[The request]:
Repeat the whole listing exactly.

START Records for the exercise

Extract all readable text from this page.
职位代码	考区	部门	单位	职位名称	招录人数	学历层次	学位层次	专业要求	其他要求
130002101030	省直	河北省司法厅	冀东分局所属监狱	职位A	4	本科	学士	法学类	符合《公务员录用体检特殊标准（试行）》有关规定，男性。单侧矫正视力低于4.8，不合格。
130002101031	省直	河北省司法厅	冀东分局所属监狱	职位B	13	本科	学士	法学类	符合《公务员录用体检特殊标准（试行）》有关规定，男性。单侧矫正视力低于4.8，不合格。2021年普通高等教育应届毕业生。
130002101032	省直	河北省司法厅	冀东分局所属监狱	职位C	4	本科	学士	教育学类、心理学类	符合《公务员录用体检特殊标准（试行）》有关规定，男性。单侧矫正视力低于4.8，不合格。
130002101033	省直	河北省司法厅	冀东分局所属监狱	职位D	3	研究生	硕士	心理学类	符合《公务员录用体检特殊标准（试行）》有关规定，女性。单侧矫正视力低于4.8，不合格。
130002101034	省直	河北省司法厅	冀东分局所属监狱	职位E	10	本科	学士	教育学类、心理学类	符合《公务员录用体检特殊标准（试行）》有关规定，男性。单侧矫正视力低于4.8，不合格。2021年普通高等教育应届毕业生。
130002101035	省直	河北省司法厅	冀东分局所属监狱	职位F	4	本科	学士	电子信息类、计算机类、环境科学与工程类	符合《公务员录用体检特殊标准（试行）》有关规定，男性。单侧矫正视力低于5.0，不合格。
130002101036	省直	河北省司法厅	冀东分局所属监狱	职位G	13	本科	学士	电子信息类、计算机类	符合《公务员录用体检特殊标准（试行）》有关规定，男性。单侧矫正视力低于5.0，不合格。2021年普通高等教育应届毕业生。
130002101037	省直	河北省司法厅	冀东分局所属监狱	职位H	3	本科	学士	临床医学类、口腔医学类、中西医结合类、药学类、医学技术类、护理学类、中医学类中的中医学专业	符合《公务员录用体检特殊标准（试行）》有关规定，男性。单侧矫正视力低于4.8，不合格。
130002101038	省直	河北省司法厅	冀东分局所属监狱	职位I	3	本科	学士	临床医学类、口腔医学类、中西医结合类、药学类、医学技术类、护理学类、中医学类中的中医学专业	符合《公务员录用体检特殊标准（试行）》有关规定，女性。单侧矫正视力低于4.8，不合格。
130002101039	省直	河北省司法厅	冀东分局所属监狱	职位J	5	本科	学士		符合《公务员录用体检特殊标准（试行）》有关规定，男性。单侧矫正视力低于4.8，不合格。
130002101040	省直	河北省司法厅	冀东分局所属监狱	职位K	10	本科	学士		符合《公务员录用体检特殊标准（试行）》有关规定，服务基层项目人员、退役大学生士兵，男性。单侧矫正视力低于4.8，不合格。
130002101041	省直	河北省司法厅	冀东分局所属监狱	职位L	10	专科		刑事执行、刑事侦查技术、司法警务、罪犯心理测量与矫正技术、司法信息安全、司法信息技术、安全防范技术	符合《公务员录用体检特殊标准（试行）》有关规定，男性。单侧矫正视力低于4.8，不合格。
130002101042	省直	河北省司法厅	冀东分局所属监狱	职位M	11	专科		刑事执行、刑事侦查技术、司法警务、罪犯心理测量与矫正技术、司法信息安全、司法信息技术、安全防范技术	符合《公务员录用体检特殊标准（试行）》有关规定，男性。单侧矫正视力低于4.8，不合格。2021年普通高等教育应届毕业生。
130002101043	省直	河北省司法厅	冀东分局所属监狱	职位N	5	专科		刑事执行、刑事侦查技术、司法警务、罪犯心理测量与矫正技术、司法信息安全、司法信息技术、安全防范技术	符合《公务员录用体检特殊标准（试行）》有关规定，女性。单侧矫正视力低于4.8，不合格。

END Records for the exercise

[Response]:
Extract all readable text from this page.
职位代码	考区	部门	单位	职位名称	招录人数	学历层次	学位层次	专业要求	其他要求
130002101030	省直	河北省司法厅	冀东分局所属监狱	职位A	4	本科	学士	法学类	符合《公务员录用体检特殊标准（试行）》有关规定，男性。单侧矫正视力低于4.8，不合格。
130002101031	省直	河北省司法厅	冀东分局所属监狱	职位B	13	本科	学士	法学类	符合《公务员录用体检特殊标准（试行）》有关规定，男性。单侧矫正视力低于4.8，不合格。2021年普通高等教育应届毕业生。
130002101032	省直	河北省司法厅	冀东分局所属监狱	职位C	4	本科	学士	教育学类、心理学类	符合《公务员录用体检特殊标准（试行）》有关规定，男性。单侧矫正视力低于4.8，不合格。
130002101033	省直	河北省司法厅	冀东分局所属监狱	职位D	3	研究生	硕士	心理学类	符合《公务员录用体检特殊标准（试行）》有关规定，女性。单侧矫正视力低于4.8，不合格。
130002101034	省直	河北省司法厅	冀东分局所属监狱	职位E	10	本科	学士	教育学类、心理学类	符合《公务员录用体检特殊标准（试行）》有关规定，男性。单侧矫正视力低于4.8，不合格。2021年普通高等教育应届毕业生。
130002101035	省直	河北省司法厅	冀东分局所属监狱	职位F	4	本科	学士	电子信息类、计算机类、环境科学与工程类	符合《公务员录用体检特殊标准（试行）》有关规定，男性。单侧矫正视力低于5.0，不合格。
130002101036	省直	河北省司法厅	冀东分局所属监狱	职位G	13	本科	学士	电子信息类、计算机类	符合《公务员录用体检特殊标准（试行）》有关规定，男性。单侧矫正视力低于5.0，不合格。2021年普通高等教育应届毕业生。
130002101037	省直	河北省司法厅	冀东分局所属监狱	职位H	3	本科	学士	临床医学类、口腔医学类、中西医结合类、药学类、医学技术类、护理学类、中医学类中的中医学专业	符合《公务员录用体检特殊标准（试行）》有关规定，男性。单侧矫正视力低于4.8，不合格。
130002101038	省直	河北省司法厅	冀东分局所属监狱	职位I	3	本科	学士	临床医学类、口腔医学类、中西医结合类、药学类、医学技术类、护理学类、中医学类中的中医学专业	符合《公务员录用体检特殊标准（试行）》有关规定，女性。单侧矫正视力低于4.8，不合格。
130002101039	省直	河北省司法厅	冀东分局所属监狱	职位J	5	本科	学士		符合《公务员录用体检特殊标准（试行）》有关规定，男性。单侧矫正视力低于4.8，不合格。
130002101040	省直	河北省司法厅	冀东分局所属监狱	职位K	10	本科	学士		符合《公务员录用体检特殊标准（试行）》有关规定，服务基层项目人员、退役大学生士兵，男性。单侧矫正视力低于4.8，不合格。
130002101041	省直	河北省司法厅	冀东分局所属监狱	职位L	10	专科		刑事执行、刑事侦查技术、司法警务、罪犯心理测量与矫正技术、司法信息安全、司法信息技术、安全防范技术	符合《公务员录用体检特殊标准（试行）》有关规定，男性。单侧矫正视力低于4.8，不合格。
130002101042	省直	河北省司法厅	冀东分局所属监狱	职位M	11	专科		刑事执行、刑事侦查技术、司法警务、罪犯心理测量与矫正技术、司法信息安全、司法信息技术、安全防范技术	符合《公务员录用体检特殊标准（试行）》有关规定，男性。单侧矫正视力低于4.8，不合格。2021年普通高等教育应届毕业生。
130002101043	省直	河北省司法厅	冀东分局所属监狱	职位N	5	专科		刑事执行、刑事侦查技术、司法警务、罪犯心理测量与矫正技术、司法信息安全、司法信息技术、安全防范技术	符合《公务员录用体检特殊标准（试行）》有关规定，女性。单侧矫正视力低于4.8，不合格。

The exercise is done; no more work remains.